++++ Entries provided
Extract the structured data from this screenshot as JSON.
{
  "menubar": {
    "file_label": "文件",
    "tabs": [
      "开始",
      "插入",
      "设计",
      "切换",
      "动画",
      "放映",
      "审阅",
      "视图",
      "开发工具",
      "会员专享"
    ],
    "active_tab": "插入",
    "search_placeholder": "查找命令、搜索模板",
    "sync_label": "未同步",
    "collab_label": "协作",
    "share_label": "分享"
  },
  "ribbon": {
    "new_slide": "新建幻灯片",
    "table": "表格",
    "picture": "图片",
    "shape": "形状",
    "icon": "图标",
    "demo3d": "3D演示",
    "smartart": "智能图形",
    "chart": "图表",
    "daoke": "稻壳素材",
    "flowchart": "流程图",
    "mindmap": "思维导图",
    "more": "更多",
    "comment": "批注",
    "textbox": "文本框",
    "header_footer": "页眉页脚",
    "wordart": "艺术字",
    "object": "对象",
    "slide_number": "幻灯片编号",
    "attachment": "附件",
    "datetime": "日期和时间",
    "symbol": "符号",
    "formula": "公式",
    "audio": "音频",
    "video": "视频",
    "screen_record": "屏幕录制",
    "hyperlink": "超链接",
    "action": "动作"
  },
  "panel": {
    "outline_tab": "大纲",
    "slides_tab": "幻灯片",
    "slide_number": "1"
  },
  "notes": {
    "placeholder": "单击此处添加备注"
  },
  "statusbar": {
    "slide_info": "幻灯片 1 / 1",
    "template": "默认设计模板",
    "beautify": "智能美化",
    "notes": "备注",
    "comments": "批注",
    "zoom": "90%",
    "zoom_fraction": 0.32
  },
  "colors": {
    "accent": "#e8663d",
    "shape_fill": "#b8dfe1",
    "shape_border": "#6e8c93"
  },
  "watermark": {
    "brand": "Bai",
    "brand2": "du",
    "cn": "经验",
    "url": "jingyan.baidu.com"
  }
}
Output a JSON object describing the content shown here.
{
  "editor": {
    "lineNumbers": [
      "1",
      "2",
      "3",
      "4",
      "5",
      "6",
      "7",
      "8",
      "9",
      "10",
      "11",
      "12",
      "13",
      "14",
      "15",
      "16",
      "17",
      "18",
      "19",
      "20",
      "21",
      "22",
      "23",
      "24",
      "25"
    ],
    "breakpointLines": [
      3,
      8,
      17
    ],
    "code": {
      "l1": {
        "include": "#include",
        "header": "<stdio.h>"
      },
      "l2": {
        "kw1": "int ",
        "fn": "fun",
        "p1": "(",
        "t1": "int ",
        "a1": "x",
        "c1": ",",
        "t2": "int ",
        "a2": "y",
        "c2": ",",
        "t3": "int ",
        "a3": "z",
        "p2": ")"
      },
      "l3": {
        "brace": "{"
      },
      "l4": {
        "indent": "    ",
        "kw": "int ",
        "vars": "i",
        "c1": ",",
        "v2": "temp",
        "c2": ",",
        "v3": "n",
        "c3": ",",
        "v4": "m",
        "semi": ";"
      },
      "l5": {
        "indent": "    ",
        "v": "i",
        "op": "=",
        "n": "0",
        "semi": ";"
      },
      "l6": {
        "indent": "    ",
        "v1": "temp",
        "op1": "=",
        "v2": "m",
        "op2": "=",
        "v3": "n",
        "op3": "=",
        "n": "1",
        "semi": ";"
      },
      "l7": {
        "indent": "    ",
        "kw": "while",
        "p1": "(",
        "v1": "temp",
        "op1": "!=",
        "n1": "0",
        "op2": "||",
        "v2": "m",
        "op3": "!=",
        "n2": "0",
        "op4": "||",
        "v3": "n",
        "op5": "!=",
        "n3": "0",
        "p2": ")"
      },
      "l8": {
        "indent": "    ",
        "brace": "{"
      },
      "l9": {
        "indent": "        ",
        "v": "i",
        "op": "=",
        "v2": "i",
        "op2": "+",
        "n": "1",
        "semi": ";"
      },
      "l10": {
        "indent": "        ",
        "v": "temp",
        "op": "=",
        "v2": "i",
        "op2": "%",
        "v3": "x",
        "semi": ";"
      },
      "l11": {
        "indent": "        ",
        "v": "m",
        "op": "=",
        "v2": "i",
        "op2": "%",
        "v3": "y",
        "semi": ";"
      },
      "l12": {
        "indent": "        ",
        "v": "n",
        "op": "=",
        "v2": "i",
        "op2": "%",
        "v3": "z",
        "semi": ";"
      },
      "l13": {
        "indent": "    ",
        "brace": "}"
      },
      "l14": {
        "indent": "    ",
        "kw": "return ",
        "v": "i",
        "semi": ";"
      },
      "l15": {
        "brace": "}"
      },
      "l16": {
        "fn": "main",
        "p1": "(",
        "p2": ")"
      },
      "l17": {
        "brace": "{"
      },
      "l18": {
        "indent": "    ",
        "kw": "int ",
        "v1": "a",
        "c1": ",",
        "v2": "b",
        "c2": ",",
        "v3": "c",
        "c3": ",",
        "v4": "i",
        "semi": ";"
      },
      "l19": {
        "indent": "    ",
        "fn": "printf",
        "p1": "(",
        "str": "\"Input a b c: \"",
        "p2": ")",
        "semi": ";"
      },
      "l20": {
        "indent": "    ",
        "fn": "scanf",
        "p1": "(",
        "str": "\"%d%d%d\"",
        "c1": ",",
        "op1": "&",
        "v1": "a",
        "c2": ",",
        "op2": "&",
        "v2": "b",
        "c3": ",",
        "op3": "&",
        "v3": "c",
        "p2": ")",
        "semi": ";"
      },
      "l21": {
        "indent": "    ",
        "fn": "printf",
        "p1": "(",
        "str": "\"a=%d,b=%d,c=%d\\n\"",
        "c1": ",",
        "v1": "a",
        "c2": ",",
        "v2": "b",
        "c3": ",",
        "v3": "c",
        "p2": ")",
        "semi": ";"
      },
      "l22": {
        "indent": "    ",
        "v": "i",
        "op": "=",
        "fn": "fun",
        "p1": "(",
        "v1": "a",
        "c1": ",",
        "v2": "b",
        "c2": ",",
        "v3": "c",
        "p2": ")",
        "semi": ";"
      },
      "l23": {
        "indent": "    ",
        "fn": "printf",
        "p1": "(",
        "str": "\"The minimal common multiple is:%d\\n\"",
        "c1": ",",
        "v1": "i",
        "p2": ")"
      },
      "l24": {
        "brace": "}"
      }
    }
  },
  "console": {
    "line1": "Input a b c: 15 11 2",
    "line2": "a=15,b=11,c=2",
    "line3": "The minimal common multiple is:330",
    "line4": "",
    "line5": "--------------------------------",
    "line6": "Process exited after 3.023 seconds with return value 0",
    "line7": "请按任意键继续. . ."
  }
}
++++++++
* **Task objective**: Search the entries for the word "minimal", then gather every line that has it.

* **Solution to this task**:
        "str": "\"The minimal common multiple is:%d\\n\"",
    "line3": "The minimal common multiple is:330",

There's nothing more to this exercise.